Begin DATASET CONTENT
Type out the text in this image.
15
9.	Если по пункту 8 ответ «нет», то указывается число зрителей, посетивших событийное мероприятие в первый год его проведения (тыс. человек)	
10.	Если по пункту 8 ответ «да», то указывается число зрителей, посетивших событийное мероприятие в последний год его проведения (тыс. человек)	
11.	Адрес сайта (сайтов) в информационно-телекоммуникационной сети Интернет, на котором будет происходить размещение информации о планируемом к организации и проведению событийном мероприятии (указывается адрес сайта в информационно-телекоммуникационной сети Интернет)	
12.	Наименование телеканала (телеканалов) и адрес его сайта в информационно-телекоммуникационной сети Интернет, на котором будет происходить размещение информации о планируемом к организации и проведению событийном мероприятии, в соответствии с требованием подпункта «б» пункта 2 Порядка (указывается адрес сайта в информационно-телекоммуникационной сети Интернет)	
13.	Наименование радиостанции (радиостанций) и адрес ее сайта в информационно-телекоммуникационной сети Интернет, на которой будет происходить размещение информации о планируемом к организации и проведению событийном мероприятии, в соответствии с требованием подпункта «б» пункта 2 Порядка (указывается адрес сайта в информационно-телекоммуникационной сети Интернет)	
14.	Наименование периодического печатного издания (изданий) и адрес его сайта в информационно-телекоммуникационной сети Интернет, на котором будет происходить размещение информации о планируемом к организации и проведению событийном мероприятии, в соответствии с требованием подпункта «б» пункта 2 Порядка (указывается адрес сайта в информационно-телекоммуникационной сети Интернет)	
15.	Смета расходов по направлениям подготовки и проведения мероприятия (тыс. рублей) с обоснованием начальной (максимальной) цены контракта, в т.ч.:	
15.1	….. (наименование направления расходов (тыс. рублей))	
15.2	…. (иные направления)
End DATASET CONTENT
Select and copy every line of the listing with the word "происходить".

11.	Адрес сайта (сайтов) в информационно-телекоммуникационной сети Интернет, на котором будет происходить размещение информации о планируемом к организации и проведению событийном мероприятии (указывается адрес сайта в информационно-телекоммуникационной сети Интернет)	
12.	Наименование телеканала (телеканалов) и адрес его сайта в информационно-телекоммуникационной сети Интернет, на котором будет происходить размещение информации о планируемом к организации и проведению событийном мероприятии, в соответствии с требованием подпункта «б» пункта 2 Порядка (указывается адрес сайта в информационно-телекоммуникационной сети Интернет)	
13.	Наименование радиостанции (радиостанций) и адрес ее сайта в информационно-телекоммуникационной сети Интернет, на которой будет происходить размещение информации о планируемом к организации и проведению событийном мероприятии, в соответствии с требованием подпункта «б» пункта 2 Порядка (указывается адрес сайта в информационно-телекоммуникационной сети Интернет)	
14.	Наименование периодического печатного издания (изданий) и адрес его сайта в информационно-телекоммуникационной сети Интернет, на котором будет происходить размещение информации о планируемом к организации и проведению событийном мероприятии, в соответствии с требованием подпункта «б» пункта 2 Порядка (указывается адрес сайта в информационно-телекоммуникационной сети Интернет)	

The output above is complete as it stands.